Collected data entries
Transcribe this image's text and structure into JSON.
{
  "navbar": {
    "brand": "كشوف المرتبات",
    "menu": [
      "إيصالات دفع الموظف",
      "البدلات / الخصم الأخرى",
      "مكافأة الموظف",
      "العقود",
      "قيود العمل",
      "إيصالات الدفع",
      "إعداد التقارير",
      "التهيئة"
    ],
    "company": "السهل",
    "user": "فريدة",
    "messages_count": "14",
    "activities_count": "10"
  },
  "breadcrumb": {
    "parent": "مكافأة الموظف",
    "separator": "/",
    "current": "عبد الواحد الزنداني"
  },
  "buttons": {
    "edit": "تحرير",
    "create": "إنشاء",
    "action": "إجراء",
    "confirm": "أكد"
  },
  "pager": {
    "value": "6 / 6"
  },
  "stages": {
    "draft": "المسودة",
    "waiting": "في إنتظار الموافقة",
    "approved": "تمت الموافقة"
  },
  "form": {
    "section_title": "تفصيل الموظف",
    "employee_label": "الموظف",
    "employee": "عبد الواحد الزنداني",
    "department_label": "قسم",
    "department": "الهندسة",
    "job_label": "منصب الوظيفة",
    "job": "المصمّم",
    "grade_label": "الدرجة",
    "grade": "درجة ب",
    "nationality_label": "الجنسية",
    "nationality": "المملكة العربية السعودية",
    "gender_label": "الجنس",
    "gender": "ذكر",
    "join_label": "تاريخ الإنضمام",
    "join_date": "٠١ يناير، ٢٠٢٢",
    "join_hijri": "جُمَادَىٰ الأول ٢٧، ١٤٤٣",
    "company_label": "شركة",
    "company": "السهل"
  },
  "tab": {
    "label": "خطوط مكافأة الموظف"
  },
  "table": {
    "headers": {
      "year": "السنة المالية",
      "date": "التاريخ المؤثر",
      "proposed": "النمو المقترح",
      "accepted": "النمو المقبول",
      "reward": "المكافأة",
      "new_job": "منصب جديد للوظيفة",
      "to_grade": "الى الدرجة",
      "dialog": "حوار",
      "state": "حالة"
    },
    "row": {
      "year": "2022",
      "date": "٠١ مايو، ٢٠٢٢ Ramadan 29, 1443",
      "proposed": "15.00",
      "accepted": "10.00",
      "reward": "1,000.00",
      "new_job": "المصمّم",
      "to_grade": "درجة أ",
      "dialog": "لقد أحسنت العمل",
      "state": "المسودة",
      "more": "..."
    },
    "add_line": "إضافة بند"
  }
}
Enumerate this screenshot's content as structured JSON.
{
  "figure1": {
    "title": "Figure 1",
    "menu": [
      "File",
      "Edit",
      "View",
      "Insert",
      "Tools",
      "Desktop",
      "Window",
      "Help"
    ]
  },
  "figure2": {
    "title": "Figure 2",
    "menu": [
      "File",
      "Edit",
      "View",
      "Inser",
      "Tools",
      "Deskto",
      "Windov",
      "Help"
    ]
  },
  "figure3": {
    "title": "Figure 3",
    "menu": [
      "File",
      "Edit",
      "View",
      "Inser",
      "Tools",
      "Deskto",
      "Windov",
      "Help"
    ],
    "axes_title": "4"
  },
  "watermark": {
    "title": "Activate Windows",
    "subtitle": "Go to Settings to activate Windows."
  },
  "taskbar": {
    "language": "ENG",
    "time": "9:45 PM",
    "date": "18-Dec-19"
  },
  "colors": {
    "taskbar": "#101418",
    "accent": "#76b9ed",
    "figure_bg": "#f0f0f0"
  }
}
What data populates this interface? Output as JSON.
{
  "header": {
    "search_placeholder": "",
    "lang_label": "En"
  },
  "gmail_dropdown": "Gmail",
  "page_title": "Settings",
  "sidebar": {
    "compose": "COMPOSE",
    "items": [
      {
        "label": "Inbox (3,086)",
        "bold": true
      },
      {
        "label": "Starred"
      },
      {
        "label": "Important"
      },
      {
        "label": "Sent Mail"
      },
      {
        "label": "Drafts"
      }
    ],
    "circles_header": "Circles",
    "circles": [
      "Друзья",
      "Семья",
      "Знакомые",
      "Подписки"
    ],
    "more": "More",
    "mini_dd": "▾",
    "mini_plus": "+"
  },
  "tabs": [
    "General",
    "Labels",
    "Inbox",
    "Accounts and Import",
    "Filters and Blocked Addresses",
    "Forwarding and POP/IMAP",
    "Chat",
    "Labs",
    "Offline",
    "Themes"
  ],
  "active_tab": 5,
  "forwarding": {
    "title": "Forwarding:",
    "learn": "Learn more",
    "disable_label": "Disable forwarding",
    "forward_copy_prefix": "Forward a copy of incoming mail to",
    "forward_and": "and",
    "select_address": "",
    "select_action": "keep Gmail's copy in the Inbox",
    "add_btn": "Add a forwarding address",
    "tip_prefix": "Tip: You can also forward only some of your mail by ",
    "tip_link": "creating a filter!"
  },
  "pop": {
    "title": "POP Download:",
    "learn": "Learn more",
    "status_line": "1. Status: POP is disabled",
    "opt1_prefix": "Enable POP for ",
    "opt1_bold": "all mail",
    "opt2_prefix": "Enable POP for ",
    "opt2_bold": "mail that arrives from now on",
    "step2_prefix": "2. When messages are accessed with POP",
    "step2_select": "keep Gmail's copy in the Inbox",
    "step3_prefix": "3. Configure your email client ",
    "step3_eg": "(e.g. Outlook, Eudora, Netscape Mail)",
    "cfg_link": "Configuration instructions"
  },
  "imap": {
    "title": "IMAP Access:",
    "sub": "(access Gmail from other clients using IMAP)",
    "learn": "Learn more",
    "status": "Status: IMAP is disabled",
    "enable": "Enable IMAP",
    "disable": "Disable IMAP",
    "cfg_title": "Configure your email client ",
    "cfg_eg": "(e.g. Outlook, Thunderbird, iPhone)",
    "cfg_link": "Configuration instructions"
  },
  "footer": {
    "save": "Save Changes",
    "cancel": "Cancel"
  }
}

» **WHAT IS BEING ASKED**: Across the records, how many lines contain "Windows"? Only the number should be given.

» **SOLUTION TO THE PROBLEM**: 2